Exercise requirements: Each line of the data that includes the string "закачување" is to be copied out.

==*==

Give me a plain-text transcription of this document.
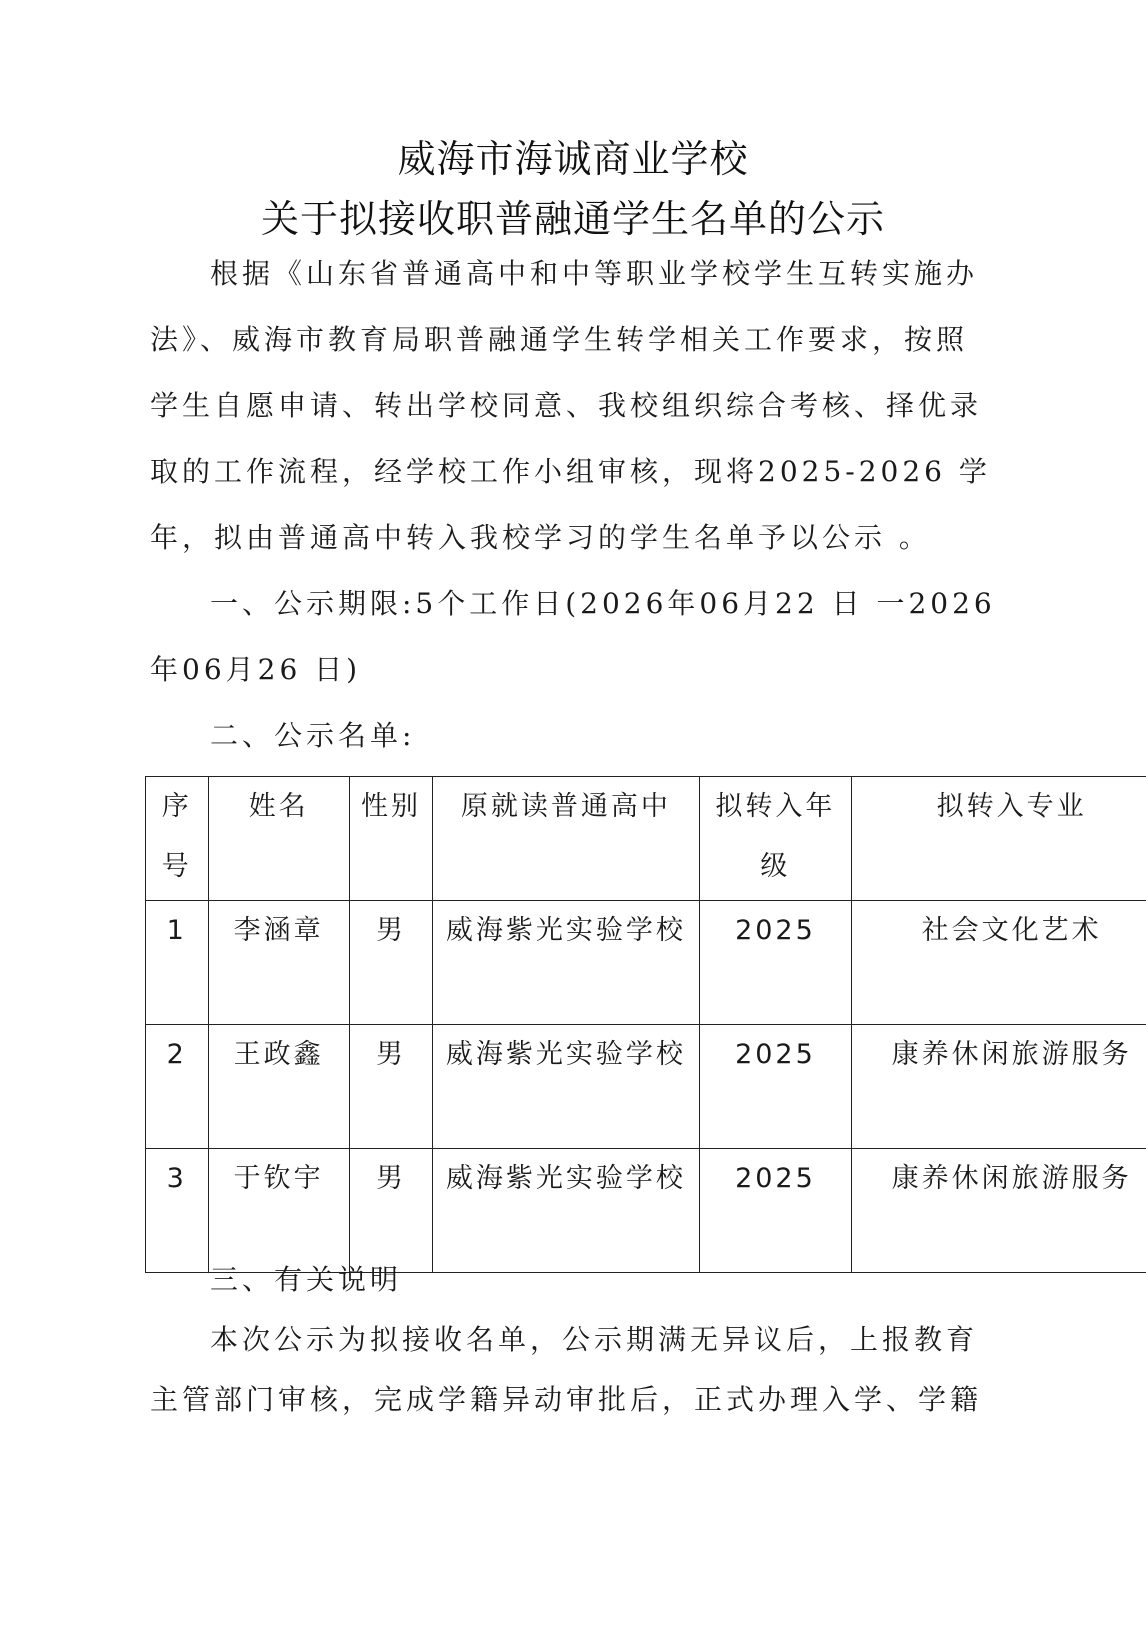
威海市海诚商业学校
关于拟接收职普融通学生名单的公示
根据《山东省普通高中和中等职业学校学生互转实施办
法》、威海市教育局职普融通学生转学相关工作要求，按照
学生自愿申请、转出学校同意、我校组织综合考核、择优录
取的工作流程，经学校工作小组审核，现将2025-2026 学
年，拟由普通高中转入我校学习的学生名单予以公示 。
一、公示期限:5个工作日(2026年06月22 日 一2026
年06月26 日)
二、公示名单:
序号	姓名	性别	原就读普通高中	拟转入年级	拟转入专业
1	李涵章	男	威海紫光实验学校	2025	社会文化艺术
2	王政鑫	男	威海紫光实验学校	2025	康养休闲旅游服务
3	于钦宇	男	威海紫光实验学校	2025	康养休闲旅游服务
三、有关说明
本次公示为拟接收名单，公示期满无异议后，上报教育
主管部门审核，完成学籍异动审批后，正式办理入学、学籍
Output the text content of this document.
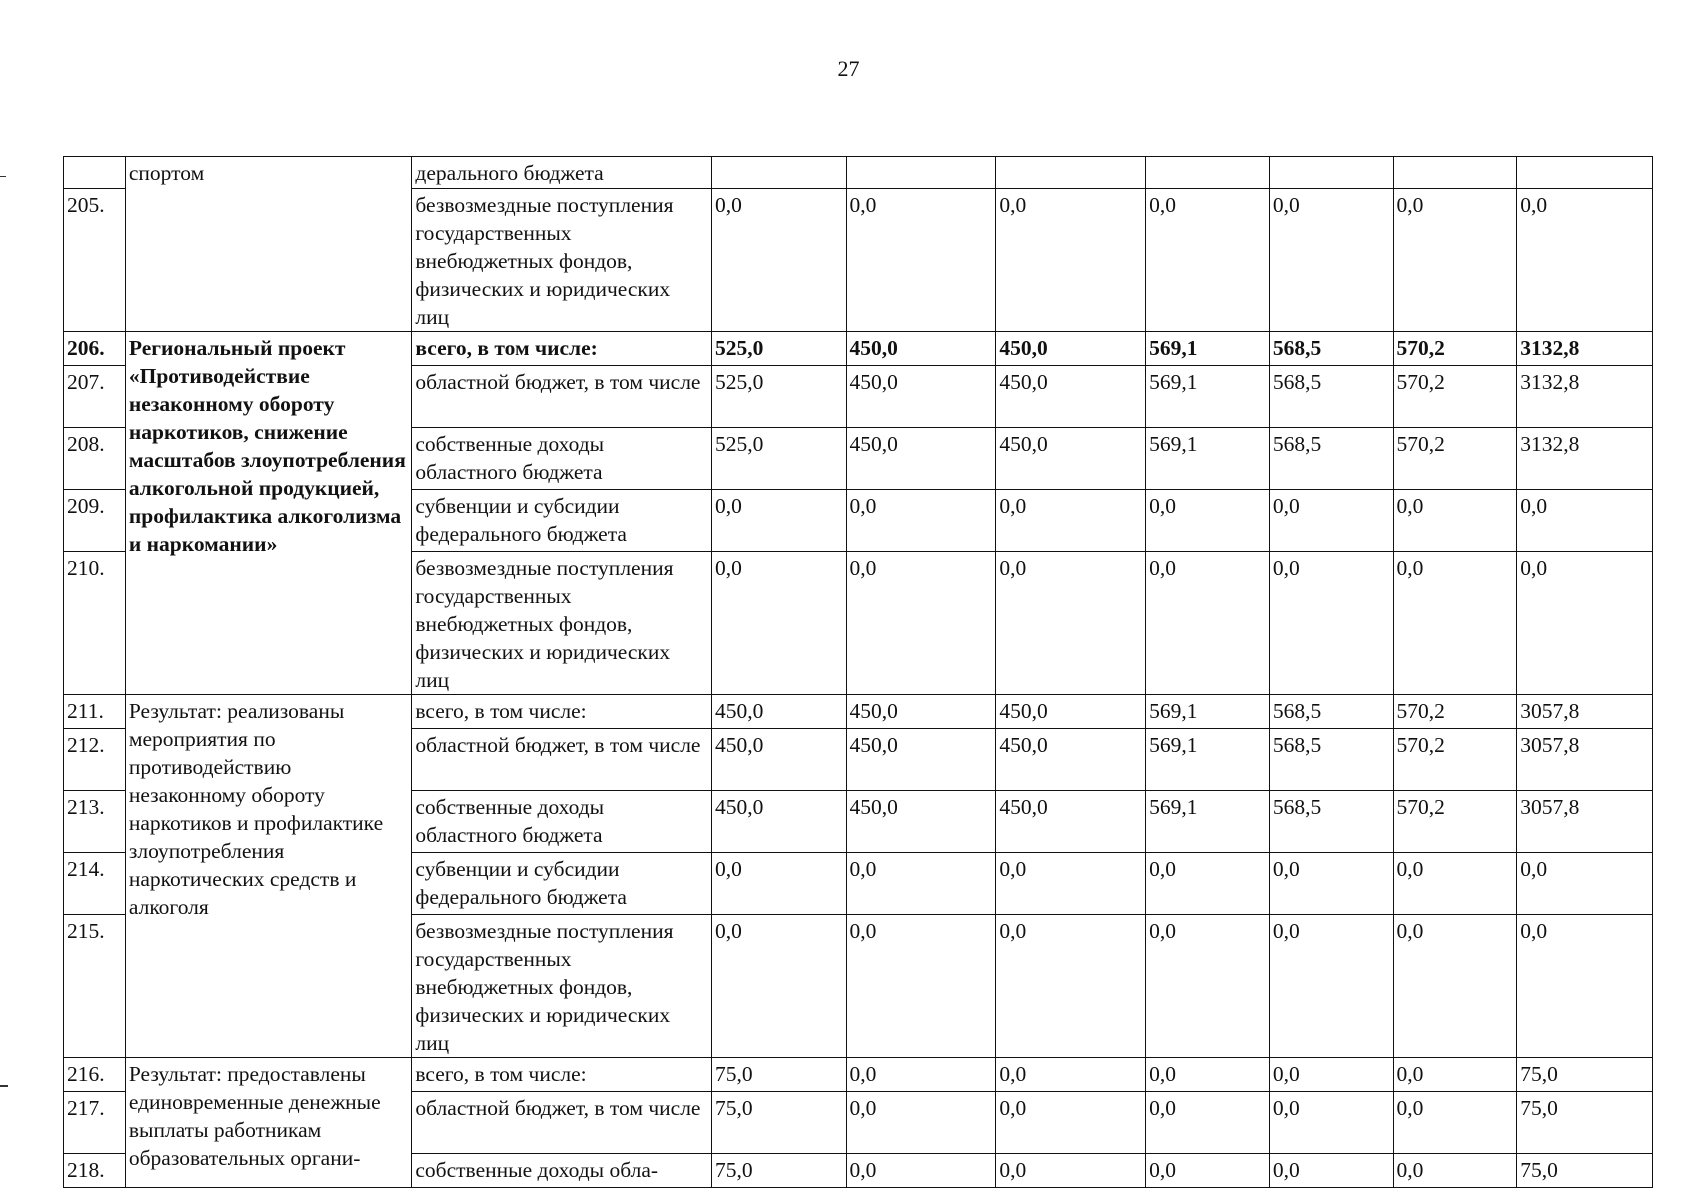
27
	спортом	дерального бюджета							
205.		безвозмездные поступления государственных внебюджетных фондов, физических и юридических лиц	0,0	0,0	0,0	0,0	0,0	0,0	0,0
206.	Региональный проект «Противодействие незаконному обороту наркотиков, снижение масштабов злоупотребления алкогольной продукцией, профилактика алкоголизма и наркомании»	всего, в том числе:	525,0	450,0	450,0	569,1	568,5	570,2	3132,8
207.		областной бюджет, в том числе	525,0	450,0	450,0	569,1	568,5	570,2	3132,8
208.		собственные доходы областного бюджета	525,0	450,0	450,0	569,1	568,5	570,2	3132,8
209.		субвенции и субсидии федерального бюджета	0,0	0,0	0,0	0,0	0,0	0,0	0,0
210.		безвозмездные поступления государственных внебюджетных фондов, физических и юридических лиц	0,0	0,0	0,0	0,0	0,0	0,0	0,0
211.	Результат: реализованы мероприятия по противодействию незаконному обороту наркотиков и профилактике злоупотребления наркотических средств и алкоголя	всего, в том числе:	450,0	450,0	450,0	569,1	568,5	570,2	3057,8
212.		областной бюджет, в том числе	450,0	450,0	450,0	569,1	568,5	570,2	3057,8
213.		собственные доходы областного бюджета	450,0	450,0	450,0	569,1	568,5	570,2	3057,8
214.		субвенции и субсидии федерального бюджета	0,0	0,0	0,0	0,0	0,0	0,0	0,0
215.		безвозмездные поступления государственных внебюджетных фондов, физических и юридических лиц	0,0	0,0	0,0	0,0	0,0	0,0	0,0
216.	Результат: предоставлены единовременные денежные выплаты работникам образовательных органи-	всего, в том числе:	75,0	0,0	0,0	0,0	0,0	0,0	75,0
217.		областной бюджет, в том числе	75,0	0,0	0,0	0,0	0,0	0,0	75,0
218.		собственные доходы обла-	75,0	0,0	0,0	0,0	0,0	0,0	75,0
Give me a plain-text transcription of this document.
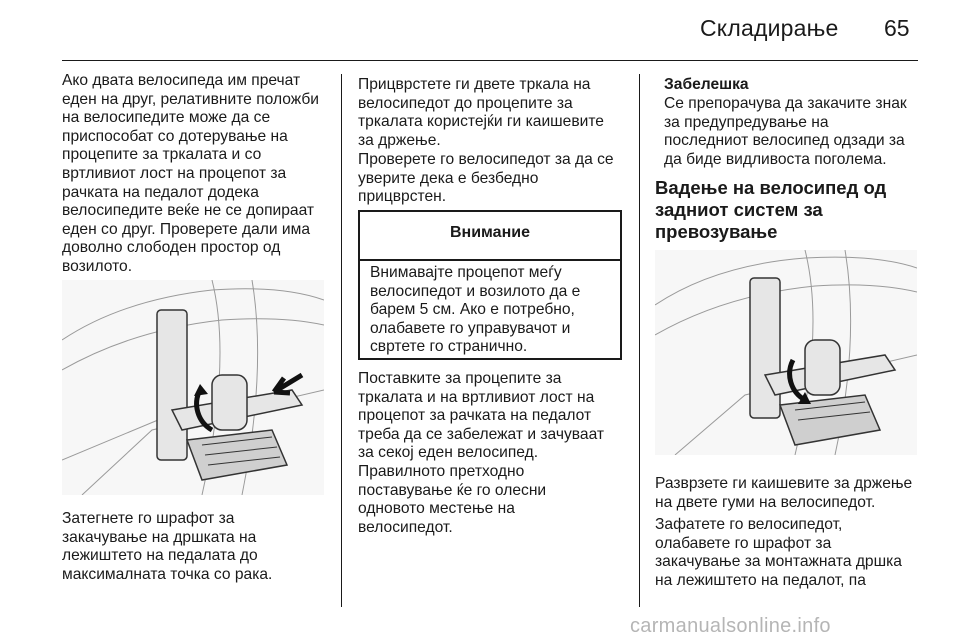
Складирање 65

Ако двата велосипеда им пречат
еден на друг, релативните положби
на велосипедите може да се
приспособат со дотерување на
процепите за тркалата и со
вртливиот лост на процепот за
рачката на педалот додека
велосипедите веќе не се допираат
еден со друг. Проверете дали има
доволно слободен простор од
возилото.

Затегнете го шрафот за
закачување на дршката на
лежиштето на педалата до
максималната точка со рака.

Прицврстете ги двете тркала на
велосипедот до процепите за
тркалата користејќи ги каишевите
за држење.

Проверете го велосипедот за да се
уверите дека е безбедно
прицврстен.

Внимание

Внимавајте процепот меѓу
велосипедот и возилото да е
барем 5 см. Ако е потребно,
олабавете го управувачот и
свртете го странично.

Поставките за процепите за
тркалата и на вртливиот лост на
процепот за рачката на педалот
треба да се забележат и зачуваат
за секој еден велосипед.
Правилното претходно
поставување ќе го олесни
одновото местење на
велосипедот.

Забелешка

Се препорачува да закачите знак
за предупредување на
последниот велосипед одзади за
да биде видливоста поголема.

Вадење на велосипед од
задниот систем за
превозување

Разврзете ги каишевите за држење
на двете гуми на велосипедот.

Зафатете го велосипедот,
олабавете го шрафот за
закачување за монтажната дршка
на лежиштето на педалот, па

carmanualsonline.info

==*==

Exercise output:
закачување на дршката на
закачување за монтажната дршка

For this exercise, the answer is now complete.